In the previous post, we built a circuit that remembers information using latches. But because the D latch follows input changes directly while the enable signal is on, problems arise in systems where multiple latches are connected.
Computers don’t process complex calculations all at once. Instead, they break them into multiple stages, storing each stage’s result in a latch before passing it to the next stage. For example, an addition result is stored in a latch, and that value is then received by the next latch for use in another operation.
But the D latch follows changes in the D input directly while the Enable (E) signal is on. If multiple latches are connected in sequence A → B → C in this state, what happens? The moment A’s output changes, B immediately picks up that value, and C follows right away. Each stage can’t independently hold its own value.
In the circuit below, three D latches are connected in series. Try toggling D while E=1. You’ll see all three latches’ Q values change simultaneously.
Data passes through all at once, making it impossible for each stage to independently hold its value.
Therefore, we need to synchronize all circuits so they operate at the same timing. The clock is what handles this synchronization.
The clock is a periodic signal that repeats at a fixed interval inside the computer. It tells all circuits “act now” at the same beat, simultaneously.
What happens when we add a clock to the same pipeline?
Try the following sequence:
You’ve probably seen numbers like “3.2GHz” in computer specs. This refers to the clock frequency, meaning 3.2 billion beats per second. The higher this clock frequency, the more often the circuit can operate, enabling faster computation.
So how do we implement memory that operates in sync with the clock? Let’s look at the D flip-flop.

■ **Stated task 1**: From the records, copy without changes everything from the line containing "Patent image size: (931, 709)." down to the line containing "The vehicle body member 50 is at (587, 449).", including both of those lines.

■ **Data excerpts**:
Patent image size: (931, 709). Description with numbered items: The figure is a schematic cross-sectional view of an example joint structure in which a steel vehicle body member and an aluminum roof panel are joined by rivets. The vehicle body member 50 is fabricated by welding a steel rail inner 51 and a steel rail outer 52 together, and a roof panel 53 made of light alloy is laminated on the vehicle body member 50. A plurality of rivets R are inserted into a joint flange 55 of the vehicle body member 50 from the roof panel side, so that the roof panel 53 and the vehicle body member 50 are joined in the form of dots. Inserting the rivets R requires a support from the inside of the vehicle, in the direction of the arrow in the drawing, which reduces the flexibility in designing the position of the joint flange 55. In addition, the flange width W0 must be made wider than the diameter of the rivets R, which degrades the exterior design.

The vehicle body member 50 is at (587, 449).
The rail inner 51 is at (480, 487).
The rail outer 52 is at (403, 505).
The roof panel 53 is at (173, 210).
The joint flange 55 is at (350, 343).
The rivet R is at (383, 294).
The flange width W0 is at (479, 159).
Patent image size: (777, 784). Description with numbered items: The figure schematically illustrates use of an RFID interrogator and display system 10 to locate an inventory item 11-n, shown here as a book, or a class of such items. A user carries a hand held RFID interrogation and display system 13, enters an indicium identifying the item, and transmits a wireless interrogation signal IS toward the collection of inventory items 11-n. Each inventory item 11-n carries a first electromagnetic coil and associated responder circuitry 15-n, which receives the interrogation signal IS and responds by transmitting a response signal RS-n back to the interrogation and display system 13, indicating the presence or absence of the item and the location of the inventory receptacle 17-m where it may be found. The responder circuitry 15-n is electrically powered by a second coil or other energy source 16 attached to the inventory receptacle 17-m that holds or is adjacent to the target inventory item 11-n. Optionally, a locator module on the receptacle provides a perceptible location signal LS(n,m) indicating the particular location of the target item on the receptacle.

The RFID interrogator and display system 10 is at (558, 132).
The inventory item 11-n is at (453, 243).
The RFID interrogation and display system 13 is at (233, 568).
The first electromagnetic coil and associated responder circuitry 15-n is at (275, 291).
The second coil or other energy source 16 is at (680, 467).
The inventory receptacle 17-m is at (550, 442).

---

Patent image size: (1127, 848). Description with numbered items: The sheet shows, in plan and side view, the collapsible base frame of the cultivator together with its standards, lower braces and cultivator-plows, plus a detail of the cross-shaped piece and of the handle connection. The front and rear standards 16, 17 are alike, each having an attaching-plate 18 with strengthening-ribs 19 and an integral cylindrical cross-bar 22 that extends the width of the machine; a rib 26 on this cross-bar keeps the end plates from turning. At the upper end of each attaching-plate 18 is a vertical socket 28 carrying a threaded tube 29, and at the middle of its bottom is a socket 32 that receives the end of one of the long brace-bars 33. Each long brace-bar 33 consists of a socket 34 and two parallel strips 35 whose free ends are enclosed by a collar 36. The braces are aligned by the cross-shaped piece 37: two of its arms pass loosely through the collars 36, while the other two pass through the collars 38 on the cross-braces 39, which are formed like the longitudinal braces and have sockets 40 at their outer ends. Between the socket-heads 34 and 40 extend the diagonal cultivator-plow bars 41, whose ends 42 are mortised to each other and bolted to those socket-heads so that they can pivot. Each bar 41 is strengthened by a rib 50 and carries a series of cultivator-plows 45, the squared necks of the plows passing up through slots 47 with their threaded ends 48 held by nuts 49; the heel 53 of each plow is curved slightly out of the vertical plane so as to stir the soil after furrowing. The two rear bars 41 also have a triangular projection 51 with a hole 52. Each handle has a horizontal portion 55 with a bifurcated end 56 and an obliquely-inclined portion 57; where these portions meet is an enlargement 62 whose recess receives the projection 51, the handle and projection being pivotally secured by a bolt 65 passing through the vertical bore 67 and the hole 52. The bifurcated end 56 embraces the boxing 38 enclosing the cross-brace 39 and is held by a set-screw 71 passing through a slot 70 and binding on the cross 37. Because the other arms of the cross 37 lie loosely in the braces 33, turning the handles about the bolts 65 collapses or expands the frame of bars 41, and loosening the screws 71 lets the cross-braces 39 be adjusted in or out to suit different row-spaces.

■ **Stated task 2**: In the text on latches and clocks, why does a chain of D latches need a clock?

■ **Exercise response 1**:
Patent image size: (931, 709). Description with numbered items: The figure is a schematic cross-sectional view of an example joint structure in which a steel vehicle body member and an aluminum roof panel are joined by rivets. The vehicle body member 50 is fabricated by welding a steel rail inner 51 and a steel rail outer 52 together, and a roof panel 53 made of light alloy is laminated on the vehicle body member 50. A plurality of rivets R are inserted into a joint flange 55 of the vehicle body member 50 from the roof panel side, so that the roof panel 53 and the vehicle body member 50 are joined in the form of dots. Inserting the rivets R requires a support from the inside of the vehicle, in the direction of the arrow in the drawing, which reduces the flexibility in designing the position of the joint flange 55. In addition, the flange width W0 must be made wider than the diameter of the rivets R, which degrades the exterior design.

The vehicle body member 50 is at (587, 449).

■ **Exercise response 2**: While the Enable signal is on, a D latch follows changes in its D input directly. In a chain of latches, a change in one latch's output therefore passes on to the next latches immediately, so no stage can hold its own value independently. The clock solves this by synchronizing all the circuits so they act at the same timing.